__Figure collection entries__.

** begin **

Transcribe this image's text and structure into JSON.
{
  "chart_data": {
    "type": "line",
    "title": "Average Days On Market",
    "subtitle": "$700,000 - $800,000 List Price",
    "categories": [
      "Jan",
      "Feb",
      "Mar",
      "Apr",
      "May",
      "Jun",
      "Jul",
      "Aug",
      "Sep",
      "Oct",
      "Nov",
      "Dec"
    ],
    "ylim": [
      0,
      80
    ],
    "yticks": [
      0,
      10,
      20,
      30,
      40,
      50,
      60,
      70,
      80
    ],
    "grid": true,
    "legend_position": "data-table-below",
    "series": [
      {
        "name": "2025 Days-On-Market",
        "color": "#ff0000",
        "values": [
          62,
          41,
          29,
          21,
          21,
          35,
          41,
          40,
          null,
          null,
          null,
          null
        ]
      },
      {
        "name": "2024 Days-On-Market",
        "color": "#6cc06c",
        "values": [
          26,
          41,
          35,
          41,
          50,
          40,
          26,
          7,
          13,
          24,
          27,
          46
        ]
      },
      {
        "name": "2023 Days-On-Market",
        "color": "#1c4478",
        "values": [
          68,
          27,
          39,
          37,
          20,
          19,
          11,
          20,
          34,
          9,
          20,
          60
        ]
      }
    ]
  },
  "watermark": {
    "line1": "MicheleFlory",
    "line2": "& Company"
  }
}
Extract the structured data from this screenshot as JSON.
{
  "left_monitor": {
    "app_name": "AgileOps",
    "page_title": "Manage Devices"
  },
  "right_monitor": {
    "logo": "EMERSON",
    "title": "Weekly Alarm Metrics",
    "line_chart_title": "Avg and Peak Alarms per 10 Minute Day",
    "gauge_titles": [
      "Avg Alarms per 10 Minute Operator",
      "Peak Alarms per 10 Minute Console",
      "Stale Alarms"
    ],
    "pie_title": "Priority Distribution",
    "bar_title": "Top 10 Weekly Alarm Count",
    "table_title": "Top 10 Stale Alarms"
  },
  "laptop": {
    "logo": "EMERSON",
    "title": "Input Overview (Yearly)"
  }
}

** end **

__What to do__.
Of all the lines in the entries, how many contain the word "Stale"? Give only the number.

__Task result__.
2